### Instruções
(1) Copie do texto sobre o aborto de Feki o trecho que vai de "Feki então recorreu" até "que Feki confirmou.".
(2) Responda com base no texto sobre o aborto de Feki:
(a) A que hospital Feki foi primeiro?
(b) Em que dia ela passou pelo procedimento?
(c) De que ano é a lei que legalizou o aborto?

### Trecho selecionado
· · · · ·

Feki disse que primeiro foi ao hospital San Paolo, em Nápoles, onde um ginecologista questionou se ela realmente queria abortar e insistiu que sua gravidez estava em um estágio mais avançado do que seria possível considerando a última vez que viu seu parceiro de longa distância.

Quando questionado, o médico deu a entender que ela pode ter dormido com outras pessoas, disse Feki, acrescentando que um exame posterior feito por um ginecologista particular confirmou que a gravidez estava em um estágio inicial.

O Dr. Luigi Terracciano, chefe de Ginecologia e Obstetrícia do San Paolo, disse que lamentava saber que Feki teve uma experiência ruim. “É meu desejo e interesse conhecê-la e esclarecer a situação, se ela também desejar”, ​​disse ele à Reuters.

‘Objetores de consciência’

Feki então recorreu ao hospital Cardarelli, onde disse que os medicamentos pré-cirúrgicos lhe causaram dores intensas, mas ninguém ofereceu analgésicos, e que após a cirurgia uma enfermeira “objetora de consciência” inicialmente se recusou a responder a um pedido de ajuda.

Ela passou pelo procedimento em 4 de março, dia em que a vizinha França tornou o aborto um direito constitucional.

No Instagram, ela escreveu que achou “de partir o coração” ser repreendida sobre sua gravidez pelo cirurgião e pelas enfermeiras “imediatamente após a cirurgia”.

“Não deve haver julgamento sobre uma escolha que é nosso direito”, disse ela à Reuters.

Um porta-voz do Cardarelli disse que acolheu o feedback de Feki, acrescentando que havia possíveis margens para melhoria nos serviços de atendimento ao paciente. Ele disse que estava em contato com o artista para discutir o assunto, o que Feki confirmou.

Batalhas culturais

Meloni, 47, é a primeira mulher primeira-ministra da Itália, liderando um governo conservador desde 2022. Em sua autobiografia best-seller, “Eu sou Giorgia”, ela disse que nasceu após uma decisão tardia de sua mãe solteira de não abortar.

Apesar de ser pessoalmente contra o aborto, ela prometeu não mudar ou abolir a lei de 1978 que o legalizou, insistindo, em vez disso, no que ela chama de uma implementação mais completa da lei, observando que ela também trata da prevenção.

· · · · ·

### Material apresentado
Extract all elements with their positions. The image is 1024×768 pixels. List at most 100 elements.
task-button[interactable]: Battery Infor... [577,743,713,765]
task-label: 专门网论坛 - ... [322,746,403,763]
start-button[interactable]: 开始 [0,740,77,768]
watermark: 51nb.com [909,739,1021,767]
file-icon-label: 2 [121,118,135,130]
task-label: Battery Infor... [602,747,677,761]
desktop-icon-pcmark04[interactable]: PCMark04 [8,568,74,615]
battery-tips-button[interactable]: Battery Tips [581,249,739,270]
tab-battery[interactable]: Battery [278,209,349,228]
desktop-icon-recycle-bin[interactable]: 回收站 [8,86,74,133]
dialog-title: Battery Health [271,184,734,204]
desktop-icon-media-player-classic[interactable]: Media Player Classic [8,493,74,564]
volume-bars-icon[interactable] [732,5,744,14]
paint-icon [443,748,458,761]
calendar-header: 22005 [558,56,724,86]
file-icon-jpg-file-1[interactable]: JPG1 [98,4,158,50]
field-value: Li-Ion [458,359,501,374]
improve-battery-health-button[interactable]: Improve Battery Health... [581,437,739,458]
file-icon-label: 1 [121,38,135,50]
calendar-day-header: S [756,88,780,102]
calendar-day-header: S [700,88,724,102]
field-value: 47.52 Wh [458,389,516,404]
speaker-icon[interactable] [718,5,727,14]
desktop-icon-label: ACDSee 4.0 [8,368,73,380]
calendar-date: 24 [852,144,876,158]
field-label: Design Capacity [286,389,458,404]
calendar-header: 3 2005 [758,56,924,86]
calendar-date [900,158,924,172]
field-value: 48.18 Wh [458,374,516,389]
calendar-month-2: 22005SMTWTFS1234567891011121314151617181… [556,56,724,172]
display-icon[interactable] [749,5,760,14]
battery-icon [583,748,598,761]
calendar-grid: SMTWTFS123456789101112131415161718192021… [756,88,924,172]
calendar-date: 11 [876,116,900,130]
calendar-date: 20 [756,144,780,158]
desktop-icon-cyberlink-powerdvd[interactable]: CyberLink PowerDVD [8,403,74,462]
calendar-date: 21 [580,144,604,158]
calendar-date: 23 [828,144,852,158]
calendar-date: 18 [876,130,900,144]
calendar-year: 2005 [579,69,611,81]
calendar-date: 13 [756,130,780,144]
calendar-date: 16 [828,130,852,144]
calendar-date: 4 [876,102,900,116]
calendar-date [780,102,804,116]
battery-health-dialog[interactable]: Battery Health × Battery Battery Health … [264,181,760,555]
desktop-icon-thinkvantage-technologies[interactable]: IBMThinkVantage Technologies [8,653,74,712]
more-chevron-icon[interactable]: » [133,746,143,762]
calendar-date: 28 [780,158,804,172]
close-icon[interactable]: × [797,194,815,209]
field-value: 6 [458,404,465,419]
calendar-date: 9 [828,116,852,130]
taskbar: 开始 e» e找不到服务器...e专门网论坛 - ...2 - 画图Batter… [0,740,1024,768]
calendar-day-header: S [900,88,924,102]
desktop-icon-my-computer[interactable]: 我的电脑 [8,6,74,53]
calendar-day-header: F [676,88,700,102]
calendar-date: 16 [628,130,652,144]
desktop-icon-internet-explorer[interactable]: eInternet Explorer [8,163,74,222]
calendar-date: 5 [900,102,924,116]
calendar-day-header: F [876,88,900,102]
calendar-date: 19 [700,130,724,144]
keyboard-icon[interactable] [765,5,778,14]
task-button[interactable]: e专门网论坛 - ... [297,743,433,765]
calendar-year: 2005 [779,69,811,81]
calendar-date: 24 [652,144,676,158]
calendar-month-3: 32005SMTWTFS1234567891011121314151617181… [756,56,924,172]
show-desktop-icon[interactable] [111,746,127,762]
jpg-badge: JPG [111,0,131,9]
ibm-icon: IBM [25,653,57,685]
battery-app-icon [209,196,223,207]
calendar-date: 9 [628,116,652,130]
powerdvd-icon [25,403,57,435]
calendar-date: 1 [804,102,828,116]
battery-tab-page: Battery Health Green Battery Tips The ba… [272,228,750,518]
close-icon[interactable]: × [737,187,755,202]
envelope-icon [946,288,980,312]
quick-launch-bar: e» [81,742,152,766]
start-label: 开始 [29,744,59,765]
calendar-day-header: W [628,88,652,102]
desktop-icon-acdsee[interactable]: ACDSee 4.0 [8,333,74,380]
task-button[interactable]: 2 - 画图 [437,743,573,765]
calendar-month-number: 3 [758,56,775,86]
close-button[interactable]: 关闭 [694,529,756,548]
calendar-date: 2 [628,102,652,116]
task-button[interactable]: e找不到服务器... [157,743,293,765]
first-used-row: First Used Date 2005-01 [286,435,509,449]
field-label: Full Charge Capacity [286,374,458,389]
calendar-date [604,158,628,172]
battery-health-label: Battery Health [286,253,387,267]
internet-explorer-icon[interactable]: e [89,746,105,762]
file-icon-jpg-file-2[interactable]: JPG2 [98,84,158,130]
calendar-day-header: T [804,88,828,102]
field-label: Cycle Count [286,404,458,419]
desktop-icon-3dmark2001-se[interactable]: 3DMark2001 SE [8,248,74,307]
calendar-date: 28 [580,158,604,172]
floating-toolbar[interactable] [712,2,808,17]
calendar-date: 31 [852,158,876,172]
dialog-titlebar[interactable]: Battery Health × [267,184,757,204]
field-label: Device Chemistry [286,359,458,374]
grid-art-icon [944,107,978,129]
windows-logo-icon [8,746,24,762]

· · · · ·

### Exercícios resolvidos
(1)
Feki então recorreu ao hospital Cardarelli, onde disse que os medicamentos pré-cirúrgicos lhe causaram dores intensas, mas ninguém ofereceu analgésicos, e que após a cirurgia uma enfermeira “objetora de consciência” inicialmente se recusou a responder a um pedido de ajuda.

Ela passou pelo procedimento em 4 de março, dia em que a vizinha França tornou o aborto um direito constitucional.

No Instagram, ela escreveu que achou “de partir o coração” ser repreendida sobre sua gravidez pelo cirurgião e pelas enfermeiras “imediatamente após a cirurgia”.

“Não deve haver julgamento sobre uma escolha que é nosso direito”, disse ela à Reuters.

Um porta-voz do Cardarelli disse que acolheu o feedback de Feki, acrescentando que havia possíveis margens para melhoria nos serviços de atendimento ao paciente. Ele disse que estava em contato com o artista para discutir o assunto, o que Feki confirmou.

(2)
(a) Ela foi primeiro ao hospital San Paolo, em Nápoles.
(b) Ela passou pelo procedimento em 4 de março.
(c) A lei que legalizou o aborto é de 1978.